(Entries with figure data)
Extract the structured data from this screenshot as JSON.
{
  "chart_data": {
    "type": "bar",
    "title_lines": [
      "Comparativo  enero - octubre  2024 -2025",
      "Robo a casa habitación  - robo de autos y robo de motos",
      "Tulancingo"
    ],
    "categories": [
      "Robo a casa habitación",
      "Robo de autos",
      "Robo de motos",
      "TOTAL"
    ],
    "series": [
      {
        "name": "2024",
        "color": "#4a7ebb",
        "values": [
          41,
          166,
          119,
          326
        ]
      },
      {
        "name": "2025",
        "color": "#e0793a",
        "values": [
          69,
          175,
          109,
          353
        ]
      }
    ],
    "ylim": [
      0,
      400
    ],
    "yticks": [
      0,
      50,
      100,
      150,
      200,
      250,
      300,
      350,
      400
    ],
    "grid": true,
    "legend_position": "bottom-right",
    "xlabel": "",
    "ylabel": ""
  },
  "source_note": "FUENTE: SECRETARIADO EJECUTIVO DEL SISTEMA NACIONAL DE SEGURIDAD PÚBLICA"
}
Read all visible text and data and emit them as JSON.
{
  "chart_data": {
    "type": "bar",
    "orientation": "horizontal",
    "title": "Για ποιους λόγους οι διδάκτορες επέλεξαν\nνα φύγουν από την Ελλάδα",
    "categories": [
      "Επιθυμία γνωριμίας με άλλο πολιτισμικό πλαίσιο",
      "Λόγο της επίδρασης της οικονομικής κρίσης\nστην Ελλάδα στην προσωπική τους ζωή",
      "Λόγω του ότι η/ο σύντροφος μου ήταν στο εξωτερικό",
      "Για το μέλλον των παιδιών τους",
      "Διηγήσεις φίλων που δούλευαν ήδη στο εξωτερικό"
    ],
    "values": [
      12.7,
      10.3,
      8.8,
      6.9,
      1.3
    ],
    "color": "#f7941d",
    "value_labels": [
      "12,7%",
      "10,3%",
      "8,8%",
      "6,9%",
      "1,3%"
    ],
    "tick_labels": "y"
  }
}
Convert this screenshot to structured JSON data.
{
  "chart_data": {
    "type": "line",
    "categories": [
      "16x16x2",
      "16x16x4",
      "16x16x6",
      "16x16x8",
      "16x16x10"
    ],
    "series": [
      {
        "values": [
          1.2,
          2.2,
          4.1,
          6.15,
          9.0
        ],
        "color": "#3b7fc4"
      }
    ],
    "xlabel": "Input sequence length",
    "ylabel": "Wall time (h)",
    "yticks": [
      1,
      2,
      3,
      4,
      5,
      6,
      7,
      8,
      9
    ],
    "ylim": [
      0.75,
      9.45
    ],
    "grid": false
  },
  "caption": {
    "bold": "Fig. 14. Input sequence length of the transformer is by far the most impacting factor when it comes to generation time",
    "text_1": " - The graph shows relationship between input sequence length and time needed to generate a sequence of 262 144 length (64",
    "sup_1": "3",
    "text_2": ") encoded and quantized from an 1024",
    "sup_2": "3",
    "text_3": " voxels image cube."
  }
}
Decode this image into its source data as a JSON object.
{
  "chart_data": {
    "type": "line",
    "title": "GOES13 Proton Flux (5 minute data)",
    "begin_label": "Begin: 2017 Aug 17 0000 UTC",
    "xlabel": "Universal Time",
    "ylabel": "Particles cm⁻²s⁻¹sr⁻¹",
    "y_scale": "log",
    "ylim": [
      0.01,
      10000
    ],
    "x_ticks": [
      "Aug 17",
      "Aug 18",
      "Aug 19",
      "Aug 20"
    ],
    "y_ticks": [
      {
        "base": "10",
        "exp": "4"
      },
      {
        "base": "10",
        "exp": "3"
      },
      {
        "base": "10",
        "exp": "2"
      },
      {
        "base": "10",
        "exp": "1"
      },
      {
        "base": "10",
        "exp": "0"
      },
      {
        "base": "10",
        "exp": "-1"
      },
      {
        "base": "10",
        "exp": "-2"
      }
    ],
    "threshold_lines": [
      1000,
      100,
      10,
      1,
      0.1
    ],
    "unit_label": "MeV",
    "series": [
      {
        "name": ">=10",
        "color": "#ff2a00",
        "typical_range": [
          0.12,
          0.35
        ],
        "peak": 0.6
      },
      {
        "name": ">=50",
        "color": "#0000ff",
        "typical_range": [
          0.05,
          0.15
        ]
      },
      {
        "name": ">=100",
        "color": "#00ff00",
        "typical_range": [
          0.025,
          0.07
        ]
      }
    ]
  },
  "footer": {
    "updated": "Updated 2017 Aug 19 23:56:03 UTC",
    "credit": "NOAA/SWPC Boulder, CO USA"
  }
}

§ **PROBLEM STATEMENT**:
Filter the entries down to the lines with the word "ylabel" in them.

§ **PROBLEM SOLUTION**:
    "ylabel": ""
    "ylabel": "Wall time (h)",
    "ylabel": "Particles cm⁻²s⁻¹sr⁻¹",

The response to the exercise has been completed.